[Stored data]
--
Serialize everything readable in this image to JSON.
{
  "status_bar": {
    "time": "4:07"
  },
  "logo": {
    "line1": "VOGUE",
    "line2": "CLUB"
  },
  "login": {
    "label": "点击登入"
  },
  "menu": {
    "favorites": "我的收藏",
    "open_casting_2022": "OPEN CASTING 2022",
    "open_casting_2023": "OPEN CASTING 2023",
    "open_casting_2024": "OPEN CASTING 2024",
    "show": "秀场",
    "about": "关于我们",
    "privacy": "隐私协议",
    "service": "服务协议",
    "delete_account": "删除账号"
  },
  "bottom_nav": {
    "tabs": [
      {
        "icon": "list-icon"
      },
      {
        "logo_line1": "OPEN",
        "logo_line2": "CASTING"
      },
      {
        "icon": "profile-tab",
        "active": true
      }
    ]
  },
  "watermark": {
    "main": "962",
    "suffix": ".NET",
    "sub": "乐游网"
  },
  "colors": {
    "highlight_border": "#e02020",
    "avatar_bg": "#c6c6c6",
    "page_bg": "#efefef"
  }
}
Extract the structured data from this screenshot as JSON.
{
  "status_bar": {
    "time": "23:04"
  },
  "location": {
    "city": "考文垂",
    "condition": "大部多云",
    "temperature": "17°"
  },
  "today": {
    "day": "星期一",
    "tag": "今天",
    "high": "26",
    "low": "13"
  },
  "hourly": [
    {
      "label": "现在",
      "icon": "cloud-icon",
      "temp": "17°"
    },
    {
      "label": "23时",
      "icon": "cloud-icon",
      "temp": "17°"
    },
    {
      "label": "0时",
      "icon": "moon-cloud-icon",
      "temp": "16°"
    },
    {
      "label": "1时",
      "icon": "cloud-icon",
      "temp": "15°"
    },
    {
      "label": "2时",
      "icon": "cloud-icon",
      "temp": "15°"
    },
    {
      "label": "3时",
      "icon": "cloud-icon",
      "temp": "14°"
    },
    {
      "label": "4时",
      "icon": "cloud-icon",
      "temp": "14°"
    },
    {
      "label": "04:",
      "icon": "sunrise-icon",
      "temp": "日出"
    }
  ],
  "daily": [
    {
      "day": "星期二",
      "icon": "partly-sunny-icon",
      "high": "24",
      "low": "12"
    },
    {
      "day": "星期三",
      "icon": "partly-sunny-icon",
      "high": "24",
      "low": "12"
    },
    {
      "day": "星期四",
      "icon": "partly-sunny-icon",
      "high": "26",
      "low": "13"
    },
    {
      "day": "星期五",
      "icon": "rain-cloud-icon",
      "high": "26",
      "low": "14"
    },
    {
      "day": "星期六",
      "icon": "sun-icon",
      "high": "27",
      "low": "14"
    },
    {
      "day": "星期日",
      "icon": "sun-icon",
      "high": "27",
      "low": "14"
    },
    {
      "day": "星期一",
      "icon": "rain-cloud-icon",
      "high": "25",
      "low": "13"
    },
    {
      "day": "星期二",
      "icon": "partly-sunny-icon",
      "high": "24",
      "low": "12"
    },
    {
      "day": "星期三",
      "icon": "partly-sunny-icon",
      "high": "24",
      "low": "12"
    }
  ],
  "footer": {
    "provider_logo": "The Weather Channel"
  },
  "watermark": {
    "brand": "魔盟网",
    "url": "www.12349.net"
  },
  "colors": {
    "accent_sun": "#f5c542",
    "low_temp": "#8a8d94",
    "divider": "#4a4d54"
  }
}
--
> _Directions for this task_
Return the listing above word for word.

> _Expected answer_
Serialize everything readable in this image to JSON.
{
  "status_bar": {
    "time": "4:07"
  },
  "logo": {
    "line1": "VOGUE",
    "line2": "CLUB"
  },
  "login": {
    "label": "点击登入"
  },
  "menu": {
    "favorites": "我的收藏",
    "open_casting_2022": "OPEN CASTING 2022",
    "open_casting_2023": "OPEN CASTING 2023",
    "open_casting_2024": "OPEN CASTING 2024",
    "show": "秀场",
    "about": "关于我们",
    "privacy": "隐私协议",
    "service": "服务协议",
    "delete_account": "删除账号"
  },
  "bottom_nav": {
    "tabs": [
      {
        "icon": "list-icon"
      },
      {
        "logo_line1": "OPEN",
        "logo_line2": "CASTING"
      },
      {
        "icon": "profile-tab",
        "active": true
      }
    ]
  },
  "watermark": {
    "main": "962",
    "suffix": ".NET",
    "sub": "乐游网"
  },
  "colors": {
    "highlight_border": "#e02020",
    "avatar_bg": "#c6c6c6",
    "page_bg": "#efefef"
  }
}
Extract the structured data from this screenshot as JSON.
{
  "status_bar": {
    "time": "23:04"
  },
  "location": {
    "city": "考文垂",
    "condition": "大部多云",
    "temperature": "17°"
  },
  "today": {
    "day": "星期一",
    "tag": "今天",
    "high": "26",
    "low": "13"
  },
  "hourly": [
    {
      "label": "现在",
      "icon": "cloud-icon",
      "temp": "17°"
    },
    {
      "label": "23时",
      "icon": "cloud-icon",
      "temp": "17°"
    },
    {
      "label": "0时",
      "icon": "moon-cloud-icon",
      "temp": "16°"
    },
    {
      "label": "1时",
      "icon": "cloud-icon",
      "temp": "15°"
    },
    {
      "label": "2时",
      "icon": "cloud-icon",
      "temp": "15°"
    },
    {
      "label": "3时",
      "icon": "cloud-icon",
      "temp": "14°"
    },
    {
      "label": "4时",
      "icon": "cloud-icon",
      "temp": "14°"
    },
    {
      "label": "04:",
      "icon": "sunrise-icon",
      "temp": "日出"
    }
  ],
  "daily": [
    {
      "day": "星期二",
      "icon": "partly-sunny-icon",
      "high": "24",
      "low": "12"
    },
    {
      "day": "星期三",
      "icon": "partly-sunny-icon",
      "high": "24",
      "low": "12"
    },
    {
      "day": "星期四",
      "icon": "partly-sunny-icon",
      "high": "26",
      "low": "13"
    },
    {
      "day": "星期五",
      "icon": "rain-cloud-icon",
      "high": "26",
      "low": "14"
    },
    {
      "day": "星期六",
      "icon": "sun-icon",
      "high": "27",
      "low": "14"
    },
    {
      "day": "星期日",
      "icon": "sun-icon",
      "high": "27",
      "low": "14"
    },
    {
      "day": "星期一",
      "icon": "rain-cloud-icon",
      "high": "25",
      "low": "13"
    },
    {
      "day": "星期二",
      "icon": "partly-sunny-icon",
      "high": "24",
      "low": "12"
    },
    {
      "day": "星期三",
      "icon": "partly-sunny-icon",
      "high": "24",
      "low": "12"
    }
  ],
  "footer": {
    "provider_logo": "The Weather Channel"
  },
  "watermark": {
    "brand": "魔盟网",
    "url": "www.12349.net"
  },
  "colors": {
    "accent_sun": "#f5c542",
    "low_temp": "#8a8d94",
    "divider": "#4a4d54"
  }
}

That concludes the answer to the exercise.